ENTRIES PROVIDED:
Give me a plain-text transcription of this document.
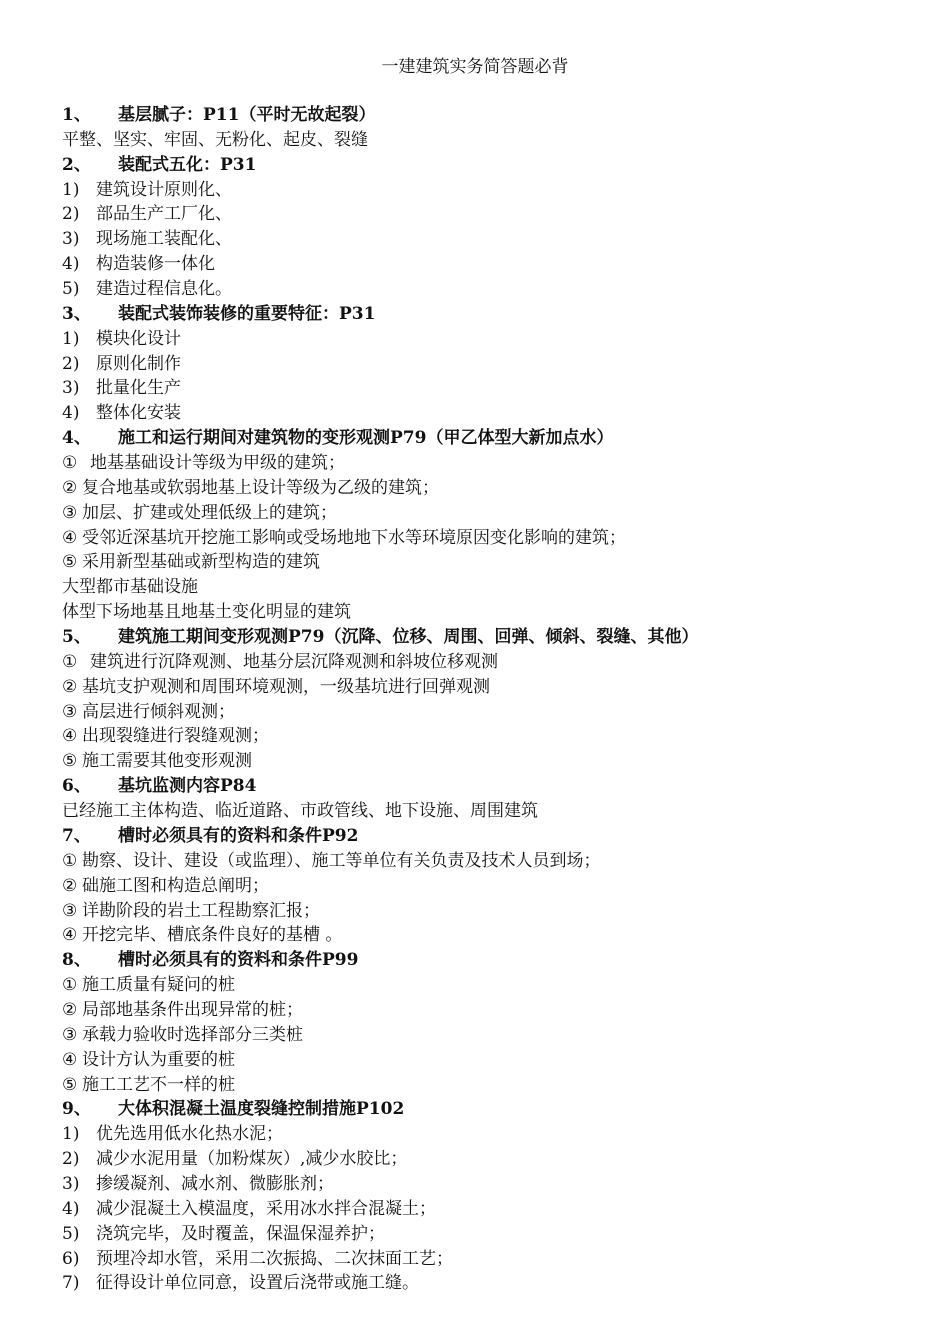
一建建筑实务简答题必背
1、 基层腻子：P11（平时无故起裂）
平整、坚实、牢固、无粉化、起皮、裂缝
2、 装配式五化：P31
1) 建筑设计原则化、
2) 部品生产工厂化、
3) 现场施工装配化、
4) 构造装修一体化
5) 建造过程信息化。
3、 装配式装饰装修的重要特征：P31
1) 模块化设计
2) 原则化制作
3) 批量化生产
4) 整体化安装
4、 施工和运行期间对建筑物的变形观测P79（甲乙体型大新加点水）
① 地基基础设计等级为甲级的建筑；
② 复合地基或软弱地基上设计等级为乙级的建筑；
③ 加层、扩建或处理低级上的建筑；
④ 受邻近深基坑开挖施工影响或受场地地下水等环境原因变化影响的建筑；
⑤ 采用新型基础或新型构造的建筑
大型都市基础设施
体型下场地基且地基土变化明显的建筑
5、 建筑施工期间变形观测P79（沉降、位移、周围、回弹、倾斜、裂缝、其他）
① 建筑进行沉降观测、地基分层沉降观测和斜坡位移观测
② 基坑支护观测和周围环境观测，一级基坑进行回弹观测
③ 高层进行倾斜观测；
④ 出现裂缝进行裂缝观测；
⑤ 施工需要其他变形观测
6、 基坑监测内容P84
已经施工主体构造、临近道路、市政管线、地下设施、周围建筑
7、 槽时必须具有的资料和条件P92
① 勘察、设计、建设（或监理）、施工等单位有关负责及技术人员到场；
② 础施工图和构造总阐明；
③ 详勘阶段的岩土工程勘察汇报；
④ 开挖完毕、槽底条件良好的基槽 。
8、 槽时必须具有的资料和条件P99
① 施工质量有疑问的桩
② 局部地基条件出现异常的桩；
③ 承载力验收时选择部分三类桩
④ 设计方认为重要的桩
⑤ 施工工艺不一样的桩
9、 大体积混凝土温度裂缝控制措施P102
1) 优先选用低水化热水泥；
2) 减少水泥用量（加粉煤灰）,减少水胶比；
3) 掺缓凝剂、减水剂、微膨胀剂；
4) 减少混凝土入模温度，采用冰水拌合混凝土；
5) 浇筑完毕，及时覆盖，保温保湿养护；
6) 预埋冷却水管，采用二次振捣、二次抹面工艺；
7) 征得设计单位同意，设置后浇带或施工缝。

YOUR GOAL: Take the listing and print it again exactly, but without any pictures.

OUTPUT BELOW:
Give me a plain-text transcription of this document.
一建建筑实务简答题必背
1、 基层腻子：P11（平时无故起裂）
平整、坚实、牢固、无粉化、起皮、裂缝
2、 装配式五化：P31
1) 建筑设计原则化、
2) 部品生产工厂化、
3) 现场施工装配化、
4) 构造装修一体化
5) 建造过程信息化。
3、 装配式装饰装修的重要特征：P31
1) 模块化设计
2) 原则化制作
3) 批量化生产
4) 整体化安装
4、 施工和运行期间对建筑物的变形观测P79（甲乙体型大新加点水）
① 地基基础设计等级为甲级的建筑；
② 复合地基或软弱地基上设计等级为乙级的建筑；
③ 加层、扩建或处理低级上的建筑；
④ 受邻近深基坑开挖施工影响或受场地地下水等环境原因变化影响的建筑；
⑤ 采用新型基础或新型构造的建筑
大型都市基础设施
体型下场地基且地基土变化明显的建筑
5、 建筑施工期间变形观测P79（沉降、位移、周围、回弹、倾斜、裂缝、其他）
① 建筑进行沉降观测、地基分层沉降观测和斜坡位移观测
② 基坑支护观测和周围环境观测，一级基坑进行回弹观测
③ 高层进行倾斜观测；
④ 出现裂缝进行裂缝观测；
⑤ 施工需要其他变形观测
6、 基坑监测内容P84
已经施工主体构造、临近道路、市政管线、地下设施、周围建筑
7、 槽时必须具有的资料和条件P92
① 勘察、设计、建设（或监理）、施工等单位有关负责及技术人员到场；
② 础施工图和构造总阐明；
③ 详勘阶段的岩土工程勘察汇报；
④ 开挖完毕、槽底条件良好的基槽 。
8、 槽时必须具有的资料和条件P99
① 施工质量有疑问的桩
② 局部地基条件出现异常的桩；
③ 承载力验收时选择部分三类桩
④ 设计方认为重要的桩
⑤ 施工工艺不一样的桩
9、 大体积混凝土温度裂缝控制措施P102
1) 优先选用低水化热水泥；
2) 减少水泥用量（加粉煤灰）,减少水胶比；
3) 掺缓凝剂、减水剂、微膨胀剂；
4) 减少混凝土入模温度，采用冰水拌合混凝土；
5) 浇筑完毕，及时覆盖，保温保湿养护；
6) 预埋冷却水管，采用二次振捣、二次抹面工艺；
7) 征得设计单位同意，设置后浇带或施工缝。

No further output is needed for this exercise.